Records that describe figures

***

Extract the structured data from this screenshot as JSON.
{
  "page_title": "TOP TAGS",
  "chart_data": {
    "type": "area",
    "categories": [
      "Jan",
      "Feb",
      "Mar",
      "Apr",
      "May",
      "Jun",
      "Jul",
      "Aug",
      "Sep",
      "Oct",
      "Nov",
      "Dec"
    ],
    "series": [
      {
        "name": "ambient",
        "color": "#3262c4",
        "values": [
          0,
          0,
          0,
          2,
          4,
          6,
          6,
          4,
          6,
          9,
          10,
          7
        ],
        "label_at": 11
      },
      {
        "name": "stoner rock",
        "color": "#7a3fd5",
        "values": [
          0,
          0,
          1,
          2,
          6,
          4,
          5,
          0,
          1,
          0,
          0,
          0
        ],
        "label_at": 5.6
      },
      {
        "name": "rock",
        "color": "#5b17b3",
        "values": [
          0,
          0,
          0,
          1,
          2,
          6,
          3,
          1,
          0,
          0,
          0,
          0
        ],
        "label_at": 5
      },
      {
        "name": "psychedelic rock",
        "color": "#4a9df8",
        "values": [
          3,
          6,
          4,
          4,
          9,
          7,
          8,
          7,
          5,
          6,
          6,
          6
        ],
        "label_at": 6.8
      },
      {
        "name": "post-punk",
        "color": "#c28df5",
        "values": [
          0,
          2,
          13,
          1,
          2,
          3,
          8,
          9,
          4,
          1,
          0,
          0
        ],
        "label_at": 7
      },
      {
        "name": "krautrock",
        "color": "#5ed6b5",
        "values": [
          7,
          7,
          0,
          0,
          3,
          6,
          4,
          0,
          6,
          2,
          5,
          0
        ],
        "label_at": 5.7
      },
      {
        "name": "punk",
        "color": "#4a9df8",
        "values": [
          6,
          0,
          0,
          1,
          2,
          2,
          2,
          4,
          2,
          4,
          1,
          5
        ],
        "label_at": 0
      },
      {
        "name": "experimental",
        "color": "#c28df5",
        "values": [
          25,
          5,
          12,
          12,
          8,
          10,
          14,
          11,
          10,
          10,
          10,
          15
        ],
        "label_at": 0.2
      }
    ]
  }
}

***

JOB: Copy the records above exactly as they appear.

FULL RESPONSE:
Extract the structured data from this screenshot as JSON.
{
  "page_title": "TOP TAGS",
  "chart_data": {
    "type": "area",
    "categories": [
      "Jan",
      "Feb",
      "Mar",
      "Apr",
      "May",
      "Jun",
      "Jul",
      "Aug",
      "Sep",
      "Oct",
      "Nov",
      "Dec"
    ],
    "series": [
      {
        "name": "ambient",
        "color": "#3262c4",
        "values": [
          0,
          0,
          0,
          2,
          4,
          6,
          6,
          4,
          6,
          9,
          10,
          7
        ],
        "label_at": 11
      },
      {
        "name": "stoner rock",
        "color": "#7a3fd5",
        "values": [
          0,
          0,
          1,
          2,
          6,
          4,
          5,
          0,
          1,
          0,
          0,
          0
        ],
        "label_at": 5.6
      },
      {
        "name": "rock",
        "color": "#5b17b3",
        "values": [
          0,
          0,
          0,
          1,
          2,
          6,
          3,
          1,
          0,
          0,
          0,
          0
        ],
        "label_at": 5
      },
      {
        "name": "psychedelic rock",
        "color": "#4a9df8",
        "values": [
          3,
          6,
          4,
          4,
          9,
          7,
          8,
          7,
          5,
          6,
          6,
          6
        ],
        "label_at": 6.8
      },
      {
        "name": "post-punk",
        "color": "#c28df5",
        "values": [
          0,
          2,
          13,
          1,
          2,
          3,
          8,
          9,
          4,
          1,
          0,
          0
        ],
        "label_at": 7
      },
      {
        "name": "krautrock",
        "color": "#5ed6b5",
        "values": [
          7,
          7,
          0,
          0,
          3,
          6,
          4,
          0,
          6,
          2,
          5,
          0
        ],
        "label_at": 5.7
      },
      {
        "name": "punk",
        "color": "#4a9df8",
        "values": [
          6,
          0,
          0,
          1,
          2,
          2,
          2,
          4,
          2,
          4,
          1,
          5
        ],
        "label_at": 0
      },
      {
        "name": "experimental",
        "color": "#c28df5",
        "values": [
          25,
          5,
          12,
          12,
          8,
          10,
          14,
          11,
          10,
          10,
          10,
          15
        ],
        "label_at": 0.2
      }
    ]
  }
}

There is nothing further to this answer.